• [Set problem]:
Write out the data below exactly as given, without any of its pictures.

• [Information provided]:

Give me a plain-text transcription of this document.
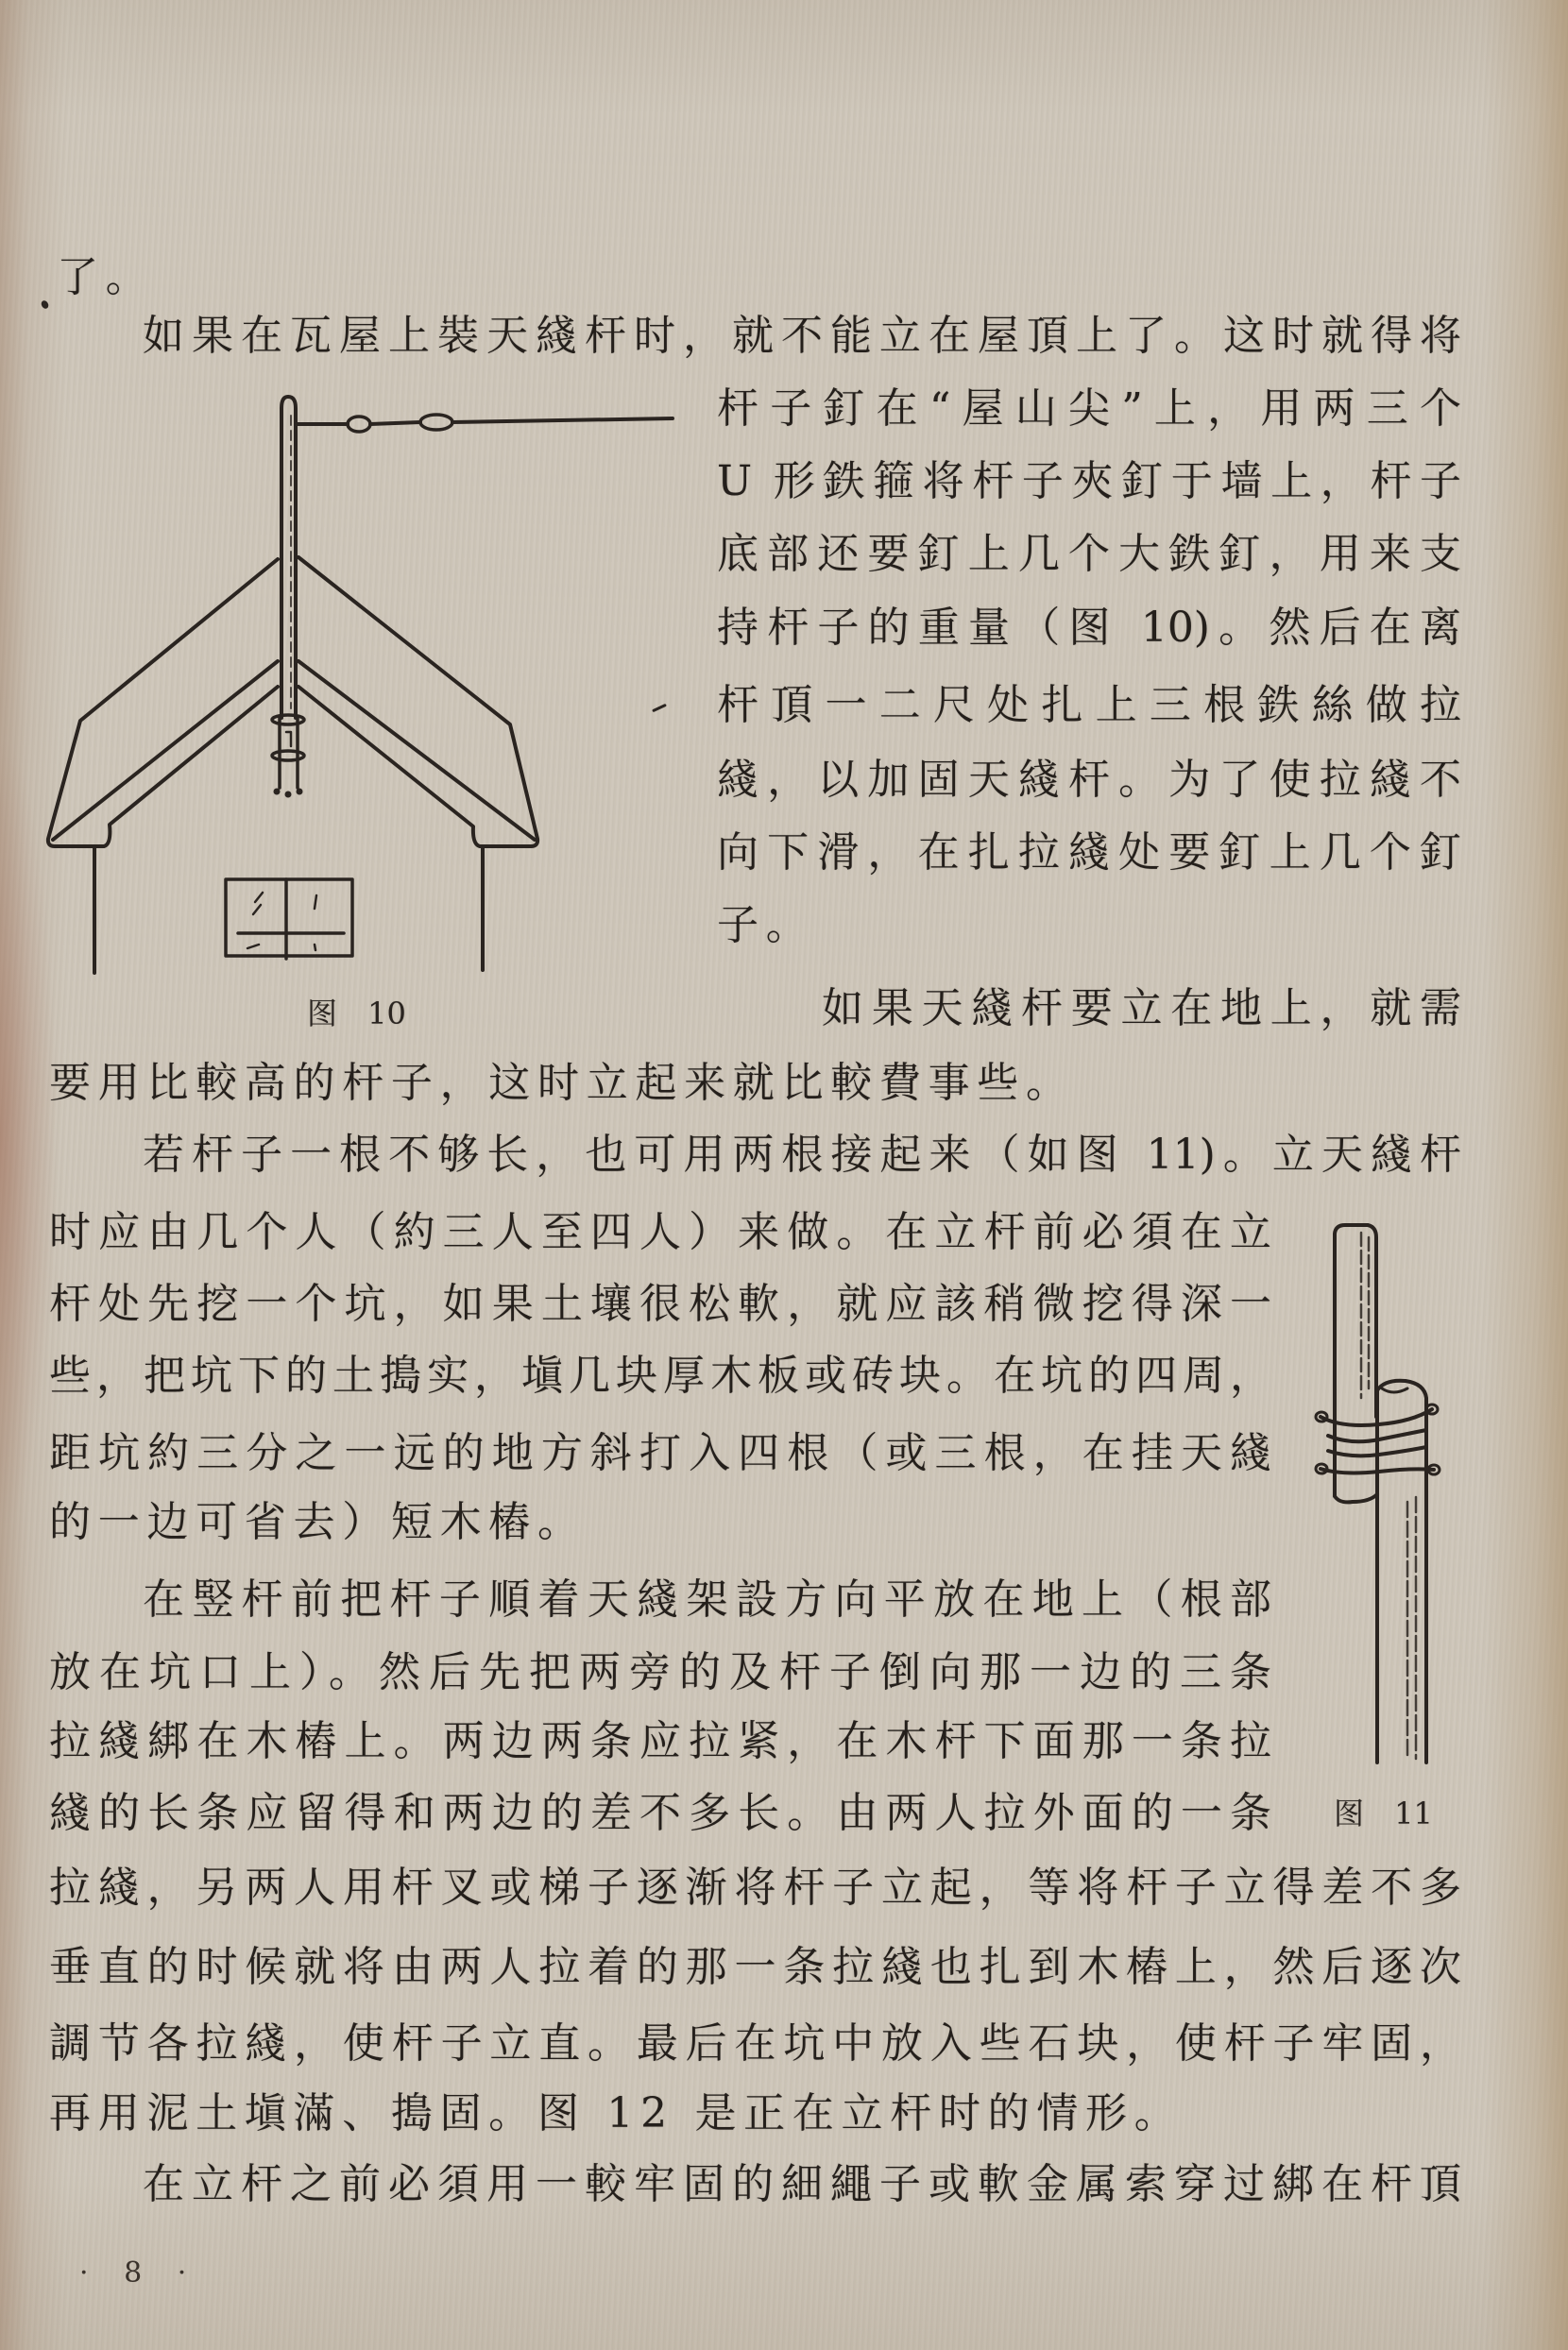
了。
如果在瓦屋上裝天綫杆时，就不能立在屋頂上了。这时就得将
杆子釘在“屋山尖”上，用两三个
U 形鉄箍将杆子夾釘于墙上，杆子
底部还要釘上几个大鉄釘，用来支
持杆子的重量（图 10)。然后在离
杆頂一二尺处扎上三根鉄絲做拉
綫，以加固天綫杆。为了使拉綫不
向下滑，在扎拉綫处要釘上几个釘
子。
图 10	如果天綫杆要立在地上，就需
要用比較高的杆子，这时立起来就比較費事些。
若杆子一根不够长，也可用两根接起来（如图 11)。立天綫杆
时应由几个人（約三人至四人）来做。在立杆前必須在立
杆处先挖一个坑，如果土壤很松軟，就应該稍微挖得深一
些，把坑下的土搗实，塡几块厚木板或砖块。在坑的四周，
距坑約三分之一远的地方斜打入四根（或三根，在挂天綫
的一边可省去）短木樁。
图 11
在竪杆前把杆子順着天綫架設方向平放在地上（根部
放在坑口上）。然后先把两旁的及杆子倒向那一边的三条
拉綫綁在木樁上。两边两条应拉紧，在木杆下面那一条拉
綫的长条应留得和两边的差不多长。由两人拉外面的一条
拉綫，另两人用杆叉或梯子逐渐将杆子立起，等将杆子立得差不多
垂直的时候就将由两人拉着的那一条拉綫也扎到木樁上，然后逐次
調节各拉綫，使杆子立直。最后在坑中放入些石块，使杆子牢固，
再用泥土塡滿、搗固。图 12 是正在立杆时的情形。
在立杆之前必須用一較牢固的細繩子或軟金属索穿过綁在杆頂
· 8 ·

• [Solution to this problem]:
Give me a plain-text transcription of this document.
了。
如果在瓦屋上裝天綫杆时，就不能立在屋頂上了。这时就得将
杆子釘在“屋山尖”上，用两三个
U 形鉄箍将杆子夾釘于墙上，杆子
底部还要釘上几个大鉄釘，用来支
持杆子的重量（图 10)。然后在离
杆頂一二尺处扎上三根鉄絲做拉
綫，以加固天綫杆。为了使拉綫不
向下滑，在扎拉綫处要釘上几个釘
子。
图 10	如果天綫杆要立在地上，就需
要用比較高的杆子，这时立起来就比較費事些。
若杆子一根不够长，也可用两根接起来（如图 11)。立天綫杆
时应由几个人（約三人至四人）来做。在立杆前必須在立
杆处先挖一个坑，如果土壤很松軟，就应該稍微挖得深一
些，把坑下的土搗实，塡几块厚木板或砖块。在坑的四周，
距坑約三分之一远的地方斜打入四根（或三根，在挂天綫
的一边可省去）短木樁。
图 11
在竪杆前把杆子順着天綫架設方向平放在地上（根部
放在坑口上）。然后先把两旁的及杆子倒向那一边的三条
拉綫綁在木樁上。两边两条应拉紧，在木杆下面那一条拉
綫的长条应留得和两边的差不多长。由两人拉外面的一条
拉綫，另两人用杆叉或梯子逐渐将杆子立起，等将杆子立得差不多
垂直的时候就将由两人拉着的那一条拉綫也扎到木樁上，然后逐次
調节各拉綫，使杆子立直。最后在坑中放入些石块，使杆子牢固，
再用泥土塡滿、搗固。图 12 是正在立杆时的情形。
在立杆之前必須用一較牢固的細繩子或軟金属索穿过綁在杆頂
· 8 ·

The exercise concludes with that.